_Problem statement_
Your task is to retype each line of the data below exactly.

_Supplied information_
--*--
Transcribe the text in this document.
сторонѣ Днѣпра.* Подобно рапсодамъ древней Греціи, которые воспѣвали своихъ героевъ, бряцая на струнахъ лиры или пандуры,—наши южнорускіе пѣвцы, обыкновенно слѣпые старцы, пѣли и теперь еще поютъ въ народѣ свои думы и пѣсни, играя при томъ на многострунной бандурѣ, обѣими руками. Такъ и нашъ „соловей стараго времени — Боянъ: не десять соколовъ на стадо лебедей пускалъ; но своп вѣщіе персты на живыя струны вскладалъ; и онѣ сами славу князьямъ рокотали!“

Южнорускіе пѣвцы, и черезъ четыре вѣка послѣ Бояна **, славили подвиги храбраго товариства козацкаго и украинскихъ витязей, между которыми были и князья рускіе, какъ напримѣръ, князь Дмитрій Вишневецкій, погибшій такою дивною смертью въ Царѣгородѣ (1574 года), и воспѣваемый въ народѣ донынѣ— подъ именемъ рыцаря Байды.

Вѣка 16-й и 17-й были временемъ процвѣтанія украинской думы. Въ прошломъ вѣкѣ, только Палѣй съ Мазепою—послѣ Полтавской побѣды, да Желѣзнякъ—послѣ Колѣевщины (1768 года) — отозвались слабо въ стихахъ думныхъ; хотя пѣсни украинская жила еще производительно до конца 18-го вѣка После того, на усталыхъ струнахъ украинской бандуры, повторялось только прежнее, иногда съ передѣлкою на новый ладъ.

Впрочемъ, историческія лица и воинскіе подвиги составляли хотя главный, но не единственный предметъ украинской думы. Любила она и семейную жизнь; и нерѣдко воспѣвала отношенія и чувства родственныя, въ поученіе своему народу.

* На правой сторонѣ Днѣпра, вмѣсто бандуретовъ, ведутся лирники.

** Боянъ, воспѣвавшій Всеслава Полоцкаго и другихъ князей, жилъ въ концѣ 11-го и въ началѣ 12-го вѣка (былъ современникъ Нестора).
--*--
_Solution to the problem_
Transcribe the text in this document.
сторонѣ Днѣпра.* Подобно рапсодамъ древней Греціи, которые воспѣвали своихъ героевъ, бряцая на струнахъ лиры или пандуры,—наши южнорускіе пѣвцы, обыкновенно слѣпые старцы, пѣли и теперь еще поютъ въ народѣ свои думы и пѣсни, играя при томъ на многострунной бандурѣ, обѣими руками. Такъ и нашъ „соловей стараго времени — Боянъ: не десять соколовъ на стадо лебедей пускалъ; но своп вѣщіе персты на живыя струны вскладалъ; и онѣ сами славу князьямъ рокотали!“

Южнорускіе пѣвцы, и черезъ четыре вѣка послѣ Бояна **, славили подвиги храбраго товариства козацкаго и украинскихъ витязей, между которыми были и князья рускіе, какъ напримѣръ, князь Дмитрій Вишневецкій, погибшій такою дивною смертью въ Царѣгородѣ (1574 года), и воспѣваемый въ народѣ донынѣ— подъ именемъ рыцаря Байды.

Вѣка 16-й и 17-й были временемъ процвѣтанія украинской думы. Въ прошломъ вѣкѣ, только Палѣй съ Мазепою—послѣ Полтавской побѣды, да Желѣзнякъ—послѣ Колѣевщины (1768 года) — отозвались слабо въ стихахъ думныхъ; хотя пѣсни украинская жила еще производительно до конца 18-го вѣка После того, на усталыхъ струнахъ украинской бандуры, повторялось только прежнее, иногда съ передѣлкою на новый ладъ.

Впрочемъ, историческія лица и воинскіе подвиги составляли хотя главный, но не единственный предметъ украинской думы. Любила она и семейную жизнь; и нерѣдко воспѣвала отношенія и чувства родственныя, въ поученіе своему народу.

* На правой сторонѣ Днѣпра, вмѣсто бандуретовъ, ведутся лирники.

** Боянъ, воспѣвавшій Всеслава Полоцкаго и другихъ князей, жилъ въ концѣ 11-го и въ началѣ 12-го вѣка (былъ современникъ Нестора).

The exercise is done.